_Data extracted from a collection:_
__________________________________________________

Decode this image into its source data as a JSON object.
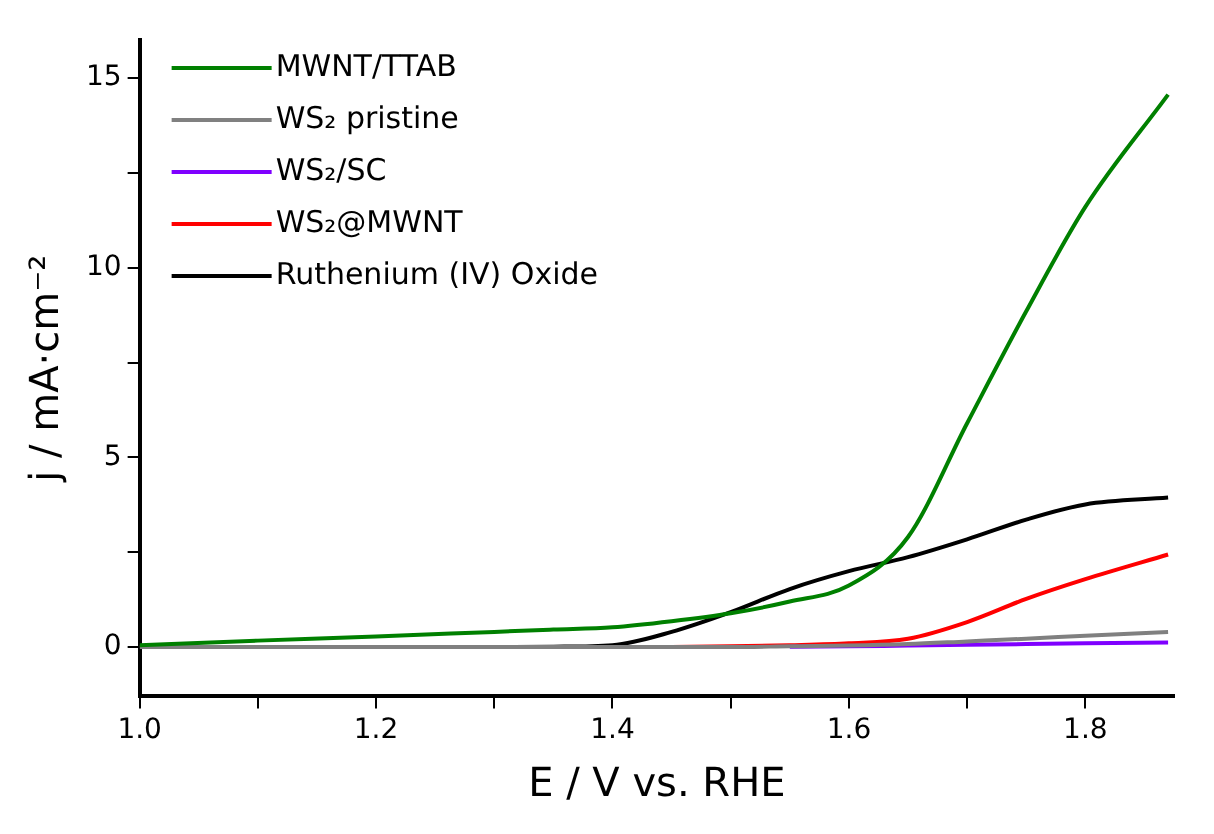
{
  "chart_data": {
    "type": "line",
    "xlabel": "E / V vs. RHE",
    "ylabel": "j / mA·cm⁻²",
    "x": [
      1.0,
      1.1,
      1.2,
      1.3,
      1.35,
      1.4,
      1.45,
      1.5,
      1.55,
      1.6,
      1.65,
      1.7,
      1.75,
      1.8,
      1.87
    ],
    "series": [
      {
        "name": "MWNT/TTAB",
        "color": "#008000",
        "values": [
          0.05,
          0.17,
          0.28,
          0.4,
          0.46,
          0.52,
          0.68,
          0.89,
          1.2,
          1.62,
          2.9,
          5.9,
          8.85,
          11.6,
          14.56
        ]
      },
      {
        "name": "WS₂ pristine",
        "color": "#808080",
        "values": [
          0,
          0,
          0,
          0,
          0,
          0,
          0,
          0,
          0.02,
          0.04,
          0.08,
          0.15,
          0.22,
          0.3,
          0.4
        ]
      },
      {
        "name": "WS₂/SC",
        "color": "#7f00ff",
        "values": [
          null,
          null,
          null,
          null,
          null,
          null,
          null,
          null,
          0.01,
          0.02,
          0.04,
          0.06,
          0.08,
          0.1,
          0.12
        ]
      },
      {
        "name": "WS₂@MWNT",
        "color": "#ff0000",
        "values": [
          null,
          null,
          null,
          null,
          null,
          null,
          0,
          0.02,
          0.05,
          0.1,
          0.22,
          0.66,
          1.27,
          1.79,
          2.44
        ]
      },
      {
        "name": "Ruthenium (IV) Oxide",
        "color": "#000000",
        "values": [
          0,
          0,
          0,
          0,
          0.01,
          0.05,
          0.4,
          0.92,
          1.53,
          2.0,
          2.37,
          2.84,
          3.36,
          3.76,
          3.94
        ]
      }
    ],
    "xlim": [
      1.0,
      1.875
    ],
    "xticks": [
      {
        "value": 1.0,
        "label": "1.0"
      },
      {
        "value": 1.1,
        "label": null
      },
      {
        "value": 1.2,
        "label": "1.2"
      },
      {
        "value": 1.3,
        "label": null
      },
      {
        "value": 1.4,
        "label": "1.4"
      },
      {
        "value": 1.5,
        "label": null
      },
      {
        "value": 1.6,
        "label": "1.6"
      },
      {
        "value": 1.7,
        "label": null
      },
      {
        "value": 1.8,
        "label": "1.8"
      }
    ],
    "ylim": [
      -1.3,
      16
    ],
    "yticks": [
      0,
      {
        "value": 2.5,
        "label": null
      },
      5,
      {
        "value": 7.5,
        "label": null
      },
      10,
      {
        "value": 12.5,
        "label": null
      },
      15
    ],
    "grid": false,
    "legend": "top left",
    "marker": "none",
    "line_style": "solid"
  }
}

__________________________________________________

_TO DO:_ Determine the number of lines in the entries above where the string "color" appears. Answer with the number alone.

_TASK OUTPUT:_ 5